[Records from a dataset]
■ ■ ■ ■
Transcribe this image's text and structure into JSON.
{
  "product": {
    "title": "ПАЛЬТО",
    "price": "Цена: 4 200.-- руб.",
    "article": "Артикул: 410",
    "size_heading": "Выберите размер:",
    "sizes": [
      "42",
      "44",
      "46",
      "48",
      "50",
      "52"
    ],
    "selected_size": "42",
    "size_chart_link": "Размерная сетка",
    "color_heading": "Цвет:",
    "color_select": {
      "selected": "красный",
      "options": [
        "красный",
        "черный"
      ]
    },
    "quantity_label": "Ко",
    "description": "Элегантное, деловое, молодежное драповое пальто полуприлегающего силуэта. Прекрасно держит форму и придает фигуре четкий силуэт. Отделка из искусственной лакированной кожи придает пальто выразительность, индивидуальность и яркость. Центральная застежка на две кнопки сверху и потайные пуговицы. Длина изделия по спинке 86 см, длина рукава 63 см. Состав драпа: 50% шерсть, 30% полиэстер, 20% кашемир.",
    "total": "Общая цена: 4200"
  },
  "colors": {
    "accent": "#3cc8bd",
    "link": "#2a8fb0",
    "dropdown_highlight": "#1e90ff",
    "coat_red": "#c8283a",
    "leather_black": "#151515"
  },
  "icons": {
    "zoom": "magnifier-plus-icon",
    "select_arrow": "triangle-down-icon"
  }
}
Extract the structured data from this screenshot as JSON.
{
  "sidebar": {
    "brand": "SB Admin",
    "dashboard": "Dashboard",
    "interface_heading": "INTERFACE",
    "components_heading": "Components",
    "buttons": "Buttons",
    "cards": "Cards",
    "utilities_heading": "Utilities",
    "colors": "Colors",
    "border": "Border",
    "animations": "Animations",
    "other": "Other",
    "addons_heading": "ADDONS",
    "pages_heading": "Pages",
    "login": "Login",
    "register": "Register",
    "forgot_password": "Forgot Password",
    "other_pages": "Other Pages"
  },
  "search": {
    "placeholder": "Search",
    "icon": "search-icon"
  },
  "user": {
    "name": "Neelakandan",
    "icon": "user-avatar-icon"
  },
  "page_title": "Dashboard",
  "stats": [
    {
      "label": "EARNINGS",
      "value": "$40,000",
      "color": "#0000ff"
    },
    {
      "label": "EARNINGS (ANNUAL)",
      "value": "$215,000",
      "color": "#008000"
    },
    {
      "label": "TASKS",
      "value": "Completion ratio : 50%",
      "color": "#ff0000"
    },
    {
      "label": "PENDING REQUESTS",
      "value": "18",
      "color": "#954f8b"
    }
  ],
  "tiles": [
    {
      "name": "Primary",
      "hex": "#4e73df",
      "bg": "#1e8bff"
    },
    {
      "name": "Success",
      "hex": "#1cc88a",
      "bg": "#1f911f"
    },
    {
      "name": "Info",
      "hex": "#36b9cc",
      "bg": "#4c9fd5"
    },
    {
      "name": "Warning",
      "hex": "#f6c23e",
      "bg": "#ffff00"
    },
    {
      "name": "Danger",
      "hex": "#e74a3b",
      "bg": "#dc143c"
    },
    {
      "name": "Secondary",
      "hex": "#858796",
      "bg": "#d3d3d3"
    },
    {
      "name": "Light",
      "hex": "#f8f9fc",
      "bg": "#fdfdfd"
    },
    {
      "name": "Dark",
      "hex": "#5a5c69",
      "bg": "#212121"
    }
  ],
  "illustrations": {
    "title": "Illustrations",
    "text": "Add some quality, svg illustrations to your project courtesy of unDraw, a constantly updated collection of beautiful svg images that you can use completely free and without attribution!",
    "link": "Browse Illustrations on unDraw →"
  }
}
■ ■ ■ ■
*Written request:* Reproduce every record above exactly as it appears.

*Complete answer:*
Transcribe this image's text and structure into JSON.
{
  "product": {
    "title": "ПАЛЬТО",
    "price": "Цена: 4 200.-- руб.",
    "article": "Артикул: 410",
    "size_heading": "Выберите размер:",
    "sizes": [
      "42",
      "44",
      "46",
      "48",
      "50",
      "52"
    ],
    "selected_size": "42",
    "size_chart_link": "Размерная сетка",
    "color_heading": "Цвет:",
    "color_select": {
      "selected": "красный",
      "options": [
        "красный",
        "черный"
      ]
    },
    "quantity_label": "Ко",
    "description": "Элегантное, деловое, молодежное драповое пальто полуприлегающего силуэта. Прекрасно держит форму и придает фигуре четкий силуэт. Отделка из искусственной лакированной кожи придает пальто выразительность, индивидуальность и яркость. Центральная застежка на две кнопки сверху и потайные пуговицы. Длина изделия по спинке 86 см, длина рукава 63 см. Состав драпа: 50% шерсть, 30% полиэстер, 20% кашемир.",
    "total": "Общая цена: 4200"
  },
  "colors": {
    "accent": "#3cc8bd",
    "link": "#2a8fb0",
    "dropdown_highlight": "#1e90ff",
    "coat_red": "#c8283a",
    "leather_black": "#151515"
  },
  "icons": {
    "zoom": "magnifier-plus-icon",
    "select_arrow": "triangle-down-icon"
  }
}
Extract the structured data from this screenshot as JSON.
{
  "sidebar": {
    "brand": "SB Admin",
    "dashboard": "Dashboard",
    "interface_heading": "INTERFACE",
    "components_heading": "Components",
    "buttons": "Buttons",
    "cards": "Cards",
    "utilities_heading": "Utilities",
    "colors": "Colors",
    "border": "Border",
    "animations": "Animations",
    "other": "Other",
    "addons_heading": "ADDONS",
    "pages_heading": "Pages",
    "login": "Login",
    "register": "Register",
    "forgot_password": "Forgot Password",
    "other_pages": "Other Pages"
  },
  "search": {
    "placeholder": "Search",
    "icon": "search-icon"
  },
  "user": {
    "name": "Neelakandan",
    "icon": "user-avatar-icon"
  },
  "page_title": "Dashboard",
  "stats": [
    {
      "label": "EARNINGS",
      "value": "$40,000",
      "color": "#0000ff"
    },
    {
      "label": "EARNINGS (ANNUAL)",
      "value": "$215,000",
      "color": "#008000"
    },
    {
      "label": "TASKS",
      "value": "Completion ratio : 50%",
      "color": "#ff0000"
    },
    {
      "label": "PENDING REQUESTS",
      "value": "18",
      "color": "#954f8b"
    }
  ],
  "tiles": [
    {
      "name": "Primary",
      "hex": "#4e73df",
      "bg": "#1e8bff"
    },
    {
      "name": "Success",
      "hex": "#1cc88a",
      "bg": "#1f911f"
    },
    {
      "name": "Info",
      "hex": "#36b9cc",
      "bg": "#4c9fd5"
    },
    {
      "name": "Warning",
      "hex": "#f6c23e",
      "bg": "#ffff00"
    },
    {
      "name": "Danger",
      "hex": "#e74a3b",
      "bg": "#dc143c"
    },
    {
      "name": "Secondary",
      "hex": "#858796",
      "bg": "#d3d3d3"
    },
    {
      "name": "Light",
      "hex": "#f8f9fc",
      "bg": "#fdfdfd"
    },
    {
      "name": "Dark",
      "hex": "#5a5c69",
      "bg": "#212121"
    }
  ],
  "illustrations": {
    "title": "Illustrations",
    "text": "Add some quality, svg illustrations to your project courtesy of unDraw, a constantly updated collection of beautiful svg images that you can use completely free and without attribution!",
    "link": "Browse Illustrations on unDraw →"
  }
}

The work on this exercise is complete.